| PROBLEM |
Write out every line of the records below character for character, changing nothing.

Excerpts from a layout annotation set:
◇ ◇ ◇ ◇ ◇

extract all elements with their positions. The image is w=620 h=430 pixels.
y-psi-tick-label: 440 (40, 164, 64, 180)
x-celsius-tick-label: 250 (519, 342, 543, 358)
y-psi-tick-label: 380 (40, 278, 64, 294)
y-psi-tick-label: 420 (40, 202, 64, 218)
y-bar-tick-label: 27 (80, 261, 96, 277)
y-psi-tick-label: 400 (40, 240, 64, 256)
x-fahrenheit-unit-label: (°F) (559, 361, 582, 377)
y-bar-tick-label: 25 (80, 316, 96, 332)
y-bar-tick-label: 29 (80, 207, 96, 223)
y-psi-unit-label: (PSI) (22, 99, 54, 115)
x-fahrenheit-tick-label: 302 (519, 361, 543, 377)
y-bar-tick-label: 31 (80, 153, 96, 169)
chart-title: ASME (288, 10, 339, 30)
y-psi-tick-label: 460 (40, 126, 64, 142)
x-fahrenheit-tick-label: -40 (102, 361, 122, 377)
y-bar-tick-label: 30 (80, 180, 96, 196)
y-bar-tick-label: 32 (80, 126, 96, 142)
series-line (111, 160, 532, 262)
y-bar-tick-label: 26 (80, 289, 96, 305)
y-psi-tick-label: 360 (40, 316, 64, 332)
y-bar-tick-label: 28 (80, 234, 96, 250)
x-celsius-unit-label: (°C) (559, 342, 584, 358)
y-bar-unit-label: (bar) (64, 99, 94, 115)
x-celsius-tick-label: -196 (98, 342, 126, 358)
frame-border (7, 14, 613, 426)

◇ ◇ ◇ ◇ ◇

| COMPLETE OUTPUT |
extract all elements with their positions. The image is w=620 h=430 pixels.
y-psi-tick-label: 440 (40, 164, 64, 180)
x-celsius-tick-label: 250 (519, 342, 543, 358)
y-psi-tick-label: 380 (40, 278, 64, 294)
y-psi-tick-label: 420 (40, 202, 64, 218)
y-bar-tick-label: 27 (80, 261, 96, 277)
y-psi-tick-label: 400 (40, 240, 64, 256)
x-fahrenheit-unit-label: (°F) (559, 361, 582, 377)
y-bar-tick-label: 25 (80, 316, 96, 332)
y-bar-tick-label: 29 (80, 207, 96, 223)
y-psi-unit-label: (PSI) (22, 99, 54, 115)
x-fahrenheit-tick-label: 302 (519, 361, 543, 377)
y-bar-tick-label: 31 (80, 153, 96, 169)
chart-title: ASME (288, 10, 339, 30)
y-psi-tick-label: 460 (40, 126, 64, 142)
x-fahrenheit-tick-label: -40 (102, 361, 122, 377)
y-bar-tick-label: 30 (80, 180, 96, 196)
y-bar-tick-label: 32 (80, 126, 96, 142)
series-line (111, 160, 532, 262)
y-bar-tick-label: 26 (80, 289, 96, 305)
y-psi-tick-label: 360 (40, 316, 64, 332)
y-bar-tick-label: 28 (80, 234, 96, 250)
x-celsius-unit-label: (°C) (559, 342, 584, 358)
y-bar-unit-label: (bar) (64, 99, 94, 115)
x-celsius-tick-label: -196 (98, 342, 126, 358)
frame-border (7, 14, 613, 426)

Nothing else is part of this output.